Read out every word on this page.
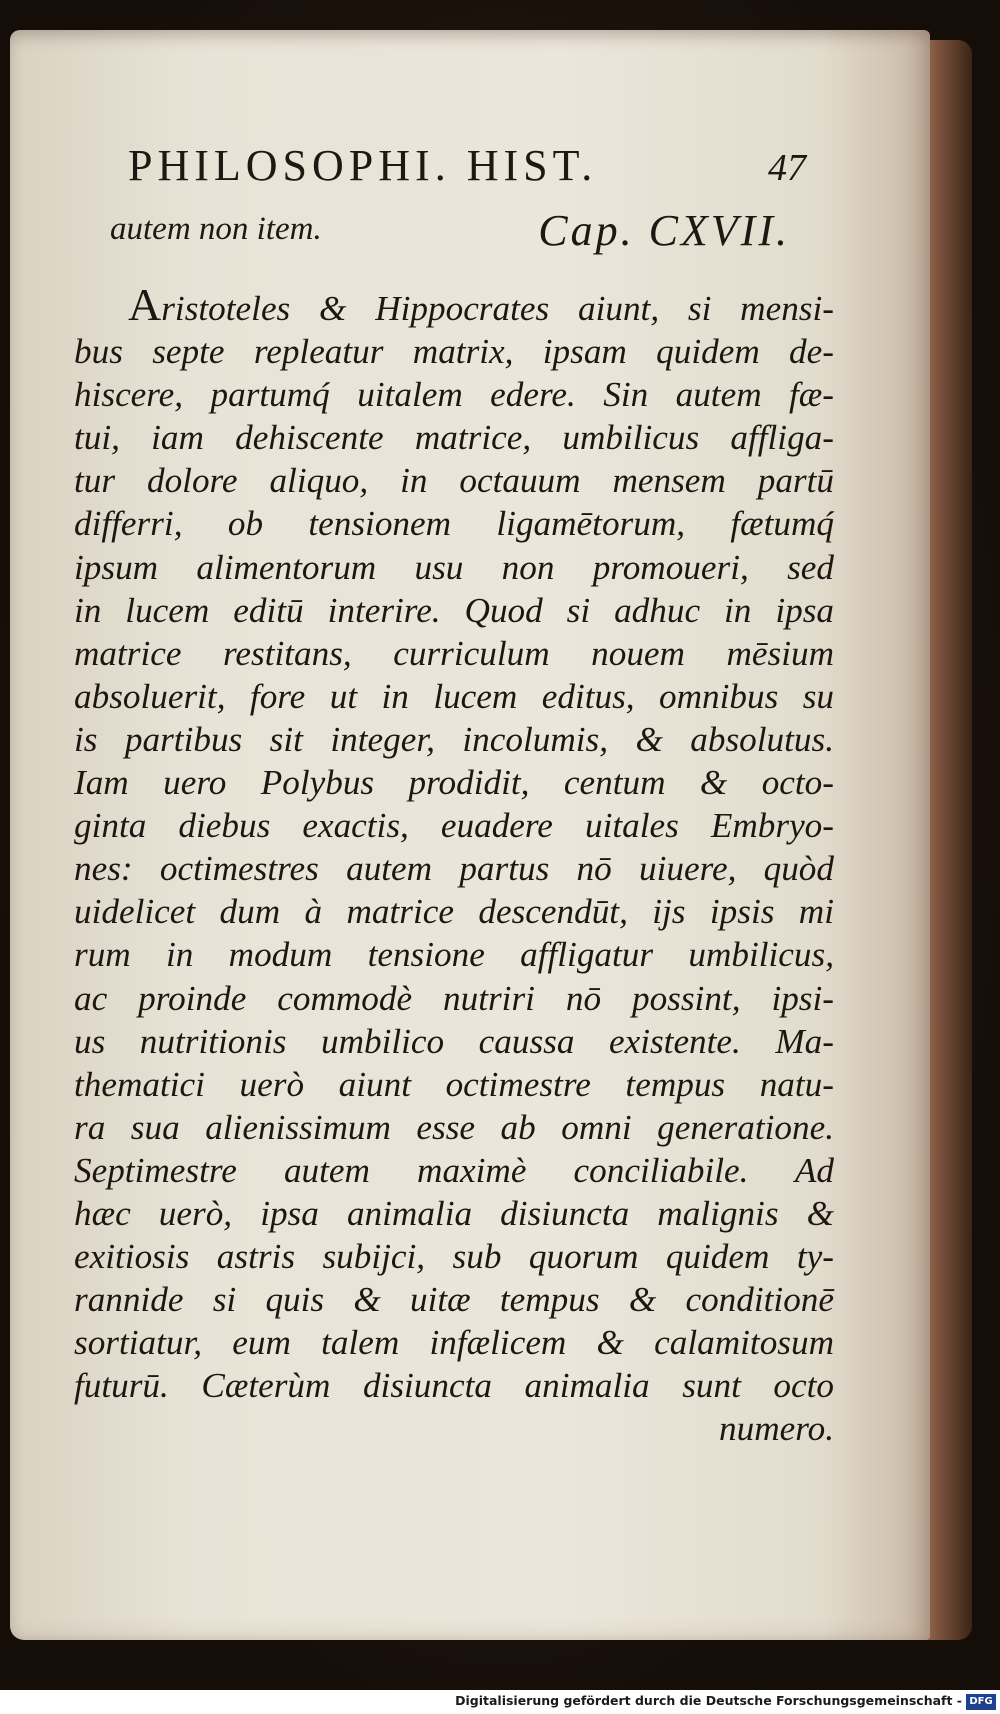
PHILOSOPHI. HIST.	47
autem non item.	Cap. CXVII.
Aristoteles & Hippocrates aiunt, si mensi-
bus septe repleatur matrix, ipsam quidem de-
hiscere, partumq́ uitalem edere. Sin autem fæ-
tui, iam dehiscente matrice, umbilicus affliga-
tur dolore aliquo, in octauum mensem partū
differri, ob tensionem ligamētorum, fætumq́
ipsum alimentorum usu non promoueri, sed
in lucem editū interire. Quod si adhuc in ipsa
matrice restitans, curriculum nouem mēsium
absoluerit, fore ut in lucem editus, omnibus su
is partibus sit integer, incolumis, & absolutus.
Iam uero Polybus prodidit, centum & octo-
ginta diebus exactis, euadere uitales Embryo-
nes: octimestres autem partus nō uiuere, quòd
uidelicet dum à matrice descendūt, ijs ipsis mi
rum in modum tensione affligatur umbilicus,
ac proinde commodè nutriri nō possint, ipsi-
us nutritionis umbilico caussa existente. Ma-
thematici uerò aiunt octimestre tempus natu-
ra sua alienissimum esse ab omni generatione.
Septimestre autem maximè conciliabile. Ad
hæc uerò, ipsa animalia disiuncta malignis &
exitiosis astris subijci, sub quorum quidem ty-
rannide si quis & uitæ tempus & conditionē
sortiatur, eum talem infælicem & calamitosum
futurū. Cæterùm disiuncta animalia sunt octo
numero.
Digitalisierung gefördert durch die Deutsche Forschungsgemeinschaft - DFG
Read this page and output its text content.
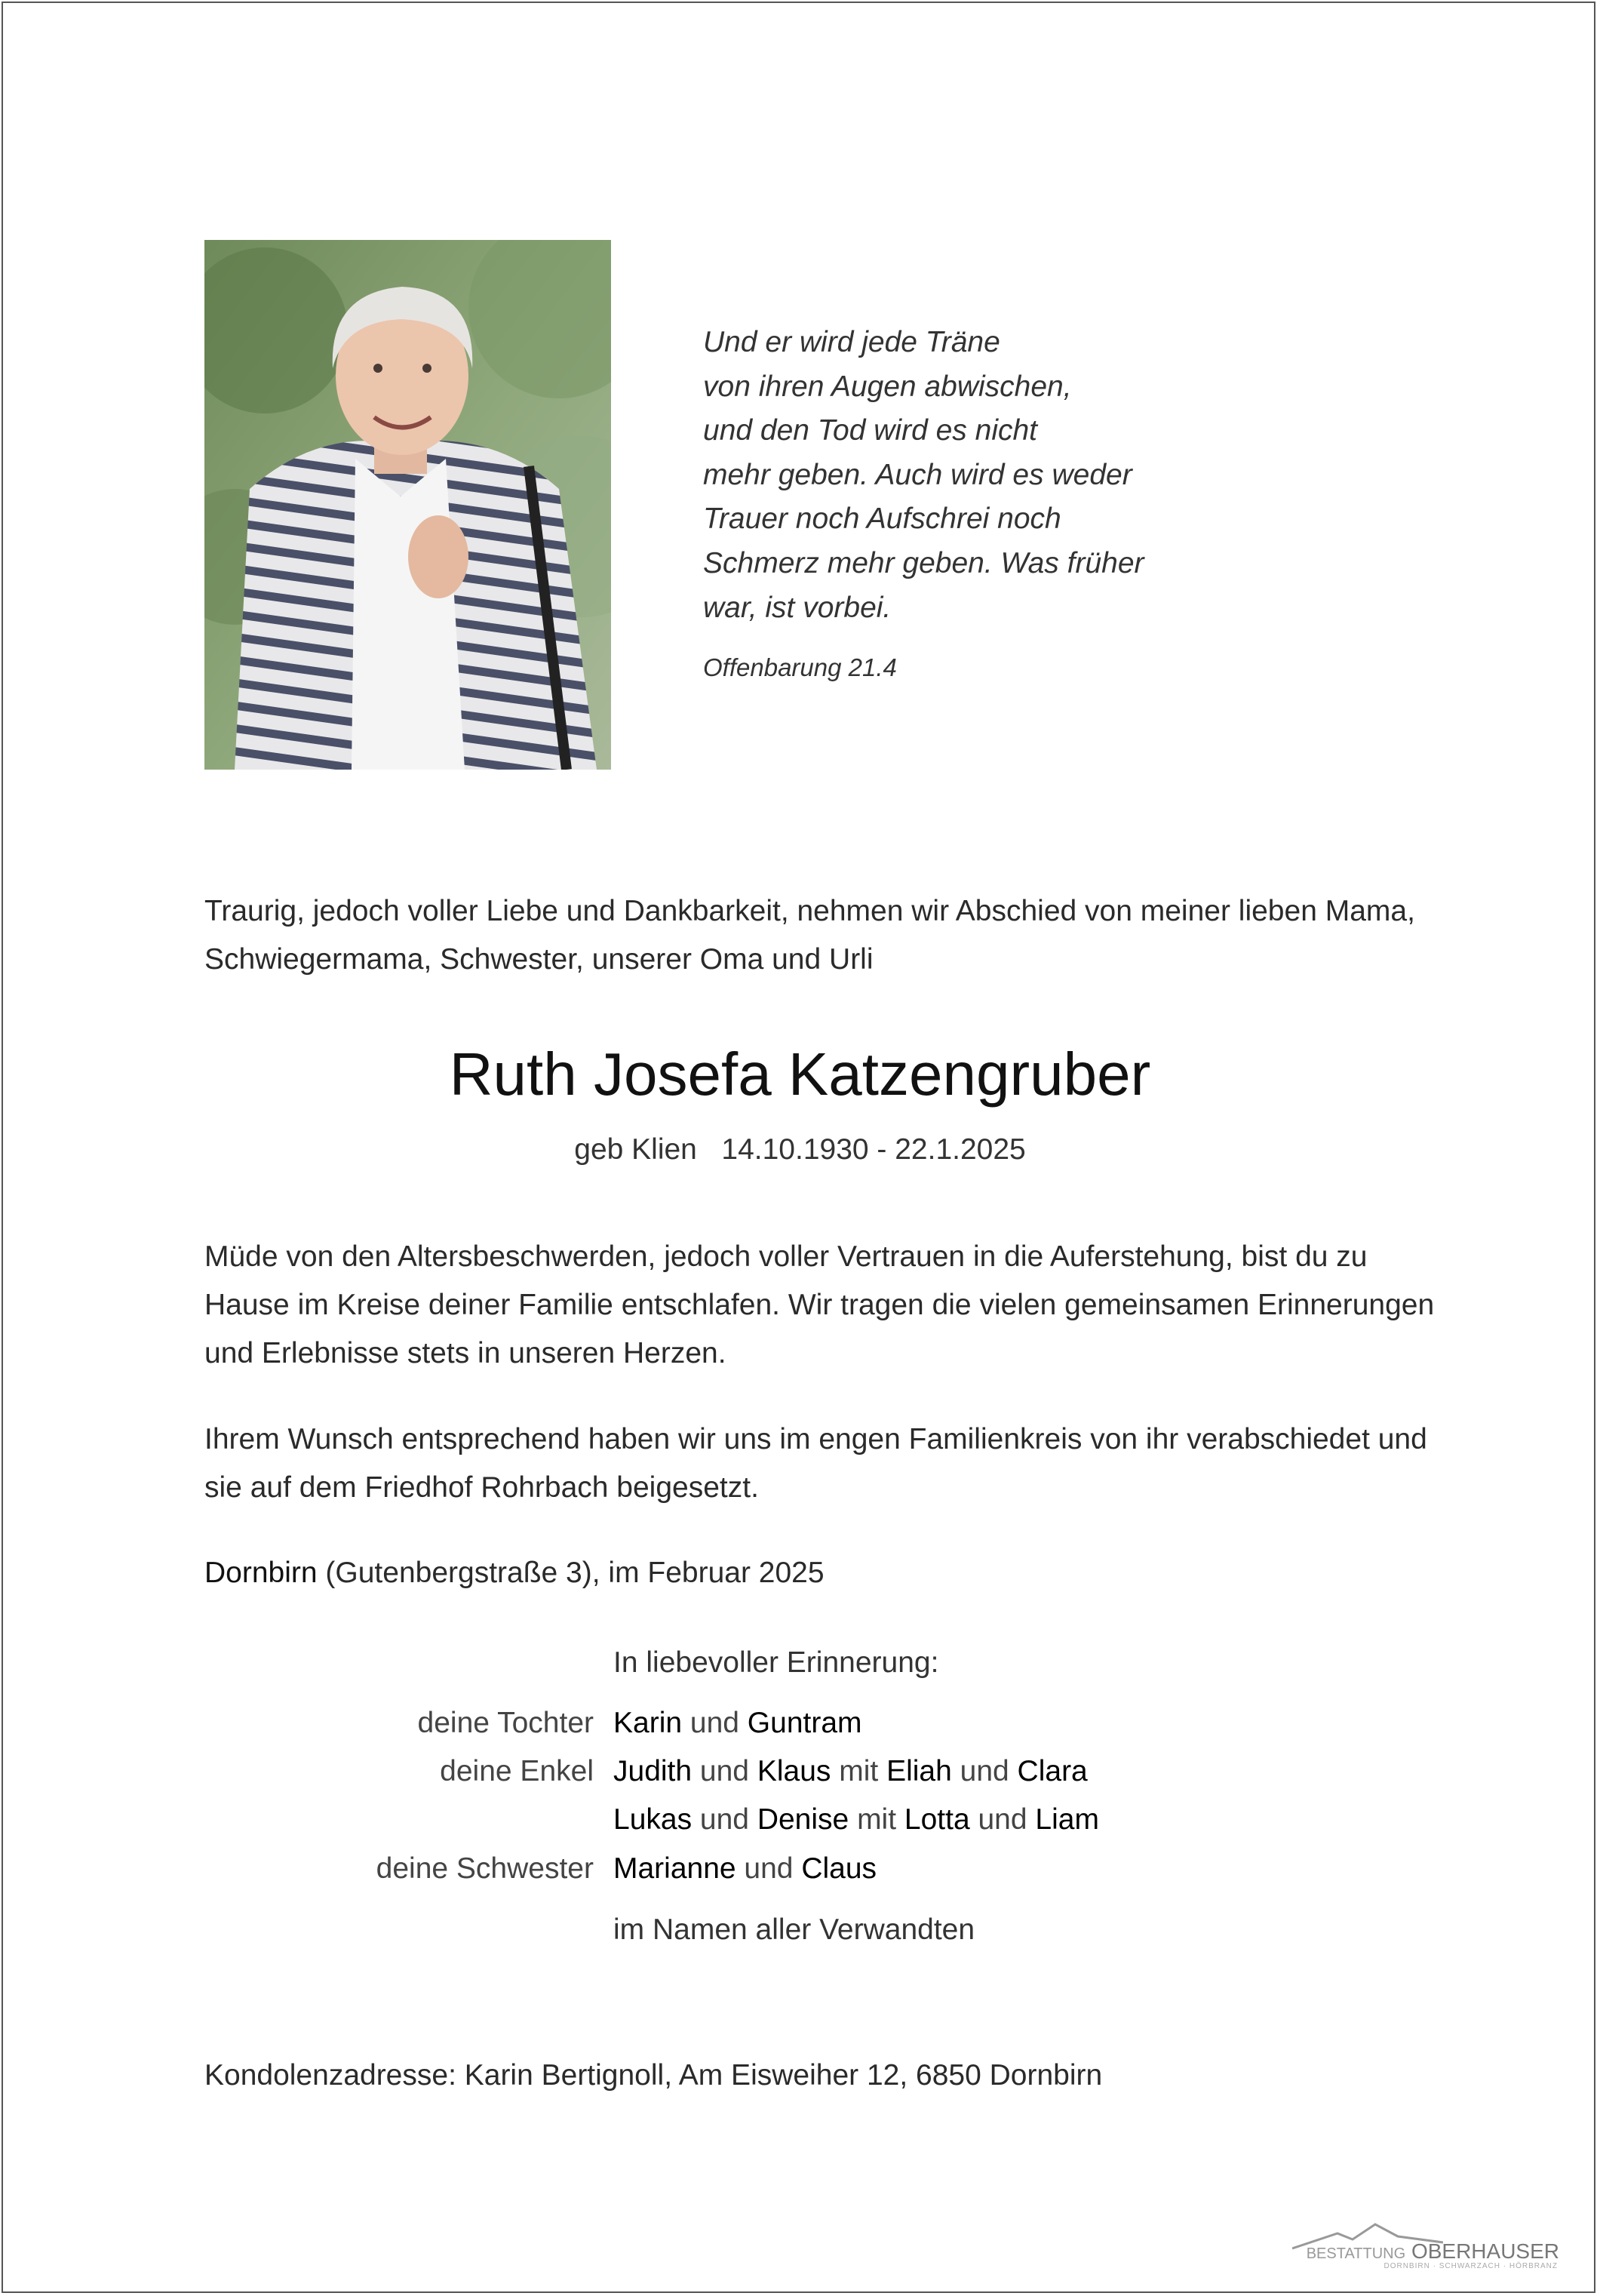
Und er wird jede Träne
von ihren Augen abwischen,
und den Tod wird es nicht
mehr geben. Auch wird es weder
Trauer noch Aufschrei noch
Schmerz mehr geben. Was früher
war, ist vorbei.
Offenbarung 21.4
Traurig, jedoch voller Liebe und Dankbarkeit, nehmen wir Abschied von meiner lieben Mama,
Schwiegermama, Schwester, unserer Oma und Urli
Ruth Josefa Katzengruber
geb Klien   14.10.1930 - 22.1.2025
Müde von den Altersbeschwerden, jedoch voller Vertrauen in die Auferstehung, bist du zu
Hause im Kreise deiner Familie entschlafen. Wir tragen die vielen gemeinsamen Erinnerungen
und Erlebnisse stets in unseren Herzen.
Ihrem Wunsch entsprechend haben wir uns im engen Familienkreis von ihr verabschiedet und
sie auf dem Friedhof Rohrbach beigesetzt.
Dornbirn (Gutenbergstraße 3), im Februar 2025
In liebevoller Erinnerung:
deine Tochter Karin und Guntram
deine Enkel Judith und Klaus mit Eliah und Clara
Lukas und Denise mit Lotta und Liam
deine Schwester Marianne und Claus
im Namen aller Verwandten
Kondolenzadresse: Karin Bertignoll, Am Eisweiher 12, 6850 Dornbirn
BESTATTUNG OBERHAUSER
DORNBIRN · SCHWARZACH · HÖRBRANZ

What the exercise asks: Find every line that has "Karin" in it, then return those lines.

Exercise answer:
deine Tochter Karin und Guntram
Kondolenzadresse: Karin Bertignoll, Am Eisweiher 12, 6850 Dornbirn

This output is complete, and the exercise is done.